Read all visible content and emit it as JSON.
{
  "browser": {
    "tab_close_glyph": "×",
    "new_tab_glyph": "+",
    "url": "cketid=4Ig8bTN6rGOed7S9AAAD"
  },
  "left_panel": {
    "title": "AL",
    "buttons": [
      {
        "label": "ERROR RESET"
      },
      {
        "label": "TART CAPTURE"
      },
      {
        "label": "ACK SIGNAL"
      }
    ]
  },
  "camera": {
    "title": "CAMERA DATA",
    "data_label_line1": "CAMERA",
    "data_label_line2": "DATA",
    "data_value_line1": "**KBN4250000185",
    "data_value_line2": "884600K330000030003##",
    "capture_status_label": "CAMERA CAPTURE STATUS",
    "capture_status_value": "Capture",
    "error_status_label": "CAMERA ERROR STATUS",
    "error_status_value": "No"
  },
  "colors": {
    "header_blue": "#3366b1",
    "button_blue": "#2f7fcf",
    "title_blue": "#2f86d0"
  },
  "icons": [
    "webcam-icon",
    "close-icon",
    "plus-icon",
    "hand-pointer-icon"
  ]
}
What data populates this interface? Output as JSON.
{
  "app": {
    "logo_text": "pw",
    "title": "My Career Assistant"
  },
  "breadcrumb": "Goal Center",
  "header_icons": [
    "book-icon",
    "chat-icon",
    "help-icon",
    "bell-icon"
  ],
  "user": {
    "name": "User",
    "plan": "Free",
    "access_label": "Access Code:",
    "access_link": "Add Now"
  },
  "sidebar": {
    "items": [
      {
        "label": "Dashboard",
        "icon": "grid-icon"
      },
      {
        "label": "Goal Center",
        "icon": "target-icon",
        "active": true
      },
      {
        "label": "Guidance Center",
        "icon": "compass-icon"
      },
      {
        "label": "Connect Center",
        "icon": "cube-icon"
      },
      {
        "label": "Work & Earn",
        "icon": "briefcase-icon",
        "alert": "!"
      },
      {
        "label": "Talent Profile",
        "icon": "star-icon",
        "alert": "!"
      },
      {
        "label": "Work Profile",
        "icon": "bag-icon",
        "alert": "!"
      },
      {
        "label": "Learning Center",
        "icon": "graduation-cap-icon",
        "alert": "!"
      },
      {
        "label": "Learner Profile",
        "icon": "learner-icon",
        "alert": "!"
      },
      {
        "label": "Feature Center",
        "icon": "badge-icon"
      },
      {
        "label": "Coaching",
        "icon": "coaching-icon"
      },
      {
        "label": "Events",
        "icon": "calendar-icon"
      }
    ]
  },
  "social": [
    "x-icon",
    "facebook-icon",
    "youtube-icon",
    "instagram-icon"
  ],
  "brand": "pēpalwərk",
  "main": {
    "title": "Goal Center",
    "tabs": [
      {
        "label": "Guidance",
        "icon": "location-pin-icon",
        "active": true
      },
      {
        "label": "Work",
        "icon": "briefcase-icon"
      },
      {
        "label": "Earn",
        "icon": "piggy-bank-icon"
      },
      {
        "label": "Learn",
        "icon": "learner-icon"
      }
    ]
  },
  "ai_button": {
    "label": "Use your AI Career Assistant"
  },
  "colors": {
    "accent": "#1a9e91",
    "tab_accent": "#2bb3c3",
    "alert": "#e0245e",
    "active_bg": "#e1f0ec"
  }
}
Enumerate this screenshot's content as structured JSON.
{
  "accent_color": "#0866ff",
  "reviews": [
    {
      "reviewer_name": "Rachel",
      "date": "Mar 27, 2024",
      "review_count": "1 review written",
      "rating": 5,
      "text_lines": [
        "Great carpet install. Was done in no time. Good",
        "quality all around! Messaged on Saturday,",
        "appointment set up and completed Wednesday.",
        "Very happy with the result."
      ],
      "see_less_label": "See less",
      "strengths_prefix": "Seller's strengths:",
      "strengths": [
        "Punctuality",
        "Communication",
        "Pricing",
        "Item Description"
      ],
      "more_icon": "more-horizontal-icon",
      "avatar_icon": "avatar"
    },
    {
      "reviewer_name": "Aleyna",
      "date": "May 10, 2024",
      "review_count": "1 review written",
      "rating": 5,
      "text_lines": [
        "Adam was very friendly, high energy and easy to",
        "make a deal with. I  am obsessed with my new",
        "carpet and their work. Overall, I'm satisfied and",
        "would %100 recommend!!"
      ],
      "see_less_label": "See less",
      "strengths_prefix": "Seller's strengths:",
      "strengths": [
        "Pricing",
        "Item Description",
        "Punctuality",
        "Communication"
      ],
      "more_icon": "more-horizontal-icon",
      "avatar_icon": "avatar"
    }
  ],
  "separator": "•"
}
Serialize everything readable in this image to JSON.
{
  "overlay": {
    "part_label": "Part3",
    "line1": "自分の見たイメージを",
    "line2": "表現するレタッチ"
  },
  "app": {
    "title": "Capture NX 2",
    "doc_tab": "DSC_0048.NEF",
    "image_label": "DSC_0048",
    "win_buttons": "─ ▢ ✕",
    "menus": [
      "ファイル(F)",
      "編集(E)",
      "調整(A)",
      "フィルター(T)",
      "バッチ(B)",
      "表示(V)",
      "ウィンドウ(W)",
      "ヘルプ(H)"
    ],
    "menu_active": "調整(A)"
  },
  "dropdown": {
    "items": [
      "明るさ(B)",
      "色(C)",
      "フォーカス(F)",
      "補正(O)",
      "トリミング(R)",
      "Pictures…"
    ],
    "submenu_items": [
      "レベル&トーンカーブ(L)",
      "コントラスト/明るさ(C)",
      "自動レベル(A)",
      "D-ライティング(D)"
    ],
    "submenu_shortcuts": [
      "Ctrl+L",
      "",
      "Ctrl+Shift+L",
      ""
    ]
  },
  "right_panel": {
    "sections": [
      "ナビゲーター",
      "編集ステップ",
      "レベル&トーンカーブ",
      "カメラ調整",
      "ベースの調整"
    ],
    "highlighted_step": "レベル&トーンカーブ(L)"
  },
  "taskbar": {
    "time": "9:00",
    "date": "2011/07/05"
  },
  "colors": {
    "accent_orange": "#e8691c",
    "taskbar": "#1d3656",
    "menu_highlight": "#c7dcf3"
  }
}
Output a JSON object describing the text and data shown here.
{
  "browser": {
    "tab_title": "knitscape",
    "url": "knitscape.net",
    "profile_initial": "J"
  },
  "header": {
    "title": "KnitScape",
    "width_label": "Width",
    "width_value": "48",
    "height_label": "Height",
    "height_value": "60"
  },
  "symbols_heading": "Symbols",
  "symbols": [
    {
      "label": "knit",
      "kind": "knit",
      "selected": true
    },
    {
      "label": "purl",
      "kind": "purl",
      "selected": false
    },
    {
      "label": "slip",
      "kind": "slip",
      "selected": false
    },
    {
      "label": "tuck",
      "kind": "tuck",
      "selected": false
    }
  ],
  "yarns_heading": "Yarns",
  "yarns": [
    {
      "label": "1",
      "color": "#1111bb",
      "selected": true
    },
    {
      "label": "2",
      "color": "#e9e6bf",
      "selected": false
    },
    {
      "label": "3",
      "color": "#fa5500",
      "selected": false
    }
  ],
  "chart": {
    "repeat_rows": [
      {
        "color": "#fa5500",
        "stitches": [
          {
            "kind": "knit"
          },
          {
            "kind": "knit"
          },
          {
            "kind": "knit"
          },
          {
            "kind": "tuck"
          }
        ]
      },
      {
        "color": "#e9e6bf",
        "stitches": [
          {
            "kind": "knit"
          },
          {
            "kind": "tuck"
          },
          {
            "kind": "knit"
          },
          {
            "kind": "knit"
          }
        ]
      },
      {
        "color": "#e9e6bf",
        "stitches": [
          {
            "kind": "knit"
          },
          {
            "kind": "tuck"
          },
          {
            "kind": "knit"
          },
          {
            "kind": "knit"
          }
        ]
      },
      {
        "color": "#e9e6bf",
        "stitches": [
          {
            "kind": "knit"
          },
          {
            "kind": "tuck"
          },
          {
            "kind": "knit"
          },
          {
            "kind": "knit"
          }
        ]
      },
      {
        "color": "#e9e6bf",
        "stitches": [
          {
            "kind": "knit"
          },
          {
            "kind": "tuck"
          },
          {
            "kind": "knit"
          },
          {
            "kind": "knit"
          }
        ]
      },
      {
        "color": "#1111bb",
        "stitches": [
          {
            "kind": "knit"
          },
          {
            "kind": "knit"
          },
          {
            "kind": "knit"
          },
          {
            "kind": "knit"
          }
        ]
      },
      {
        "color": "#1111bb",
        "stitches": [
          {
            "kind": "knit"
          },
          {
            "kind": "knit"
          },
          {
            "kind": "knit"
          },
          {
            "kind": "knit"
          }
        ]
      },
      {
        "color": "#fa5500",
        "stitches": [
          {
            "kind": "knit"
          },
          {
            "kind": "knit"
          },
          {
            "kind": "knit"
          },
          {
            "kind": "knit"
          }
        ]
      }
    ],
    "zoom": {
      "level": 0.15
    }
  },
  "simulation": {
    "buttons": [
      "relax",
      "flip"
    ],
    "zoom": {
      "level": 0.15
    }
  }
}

****

**REQUIRED WORK:** Only the number is needed here: how many lines of the records contain "Career"?

**RESULT OF THIS EXERCISE:** 2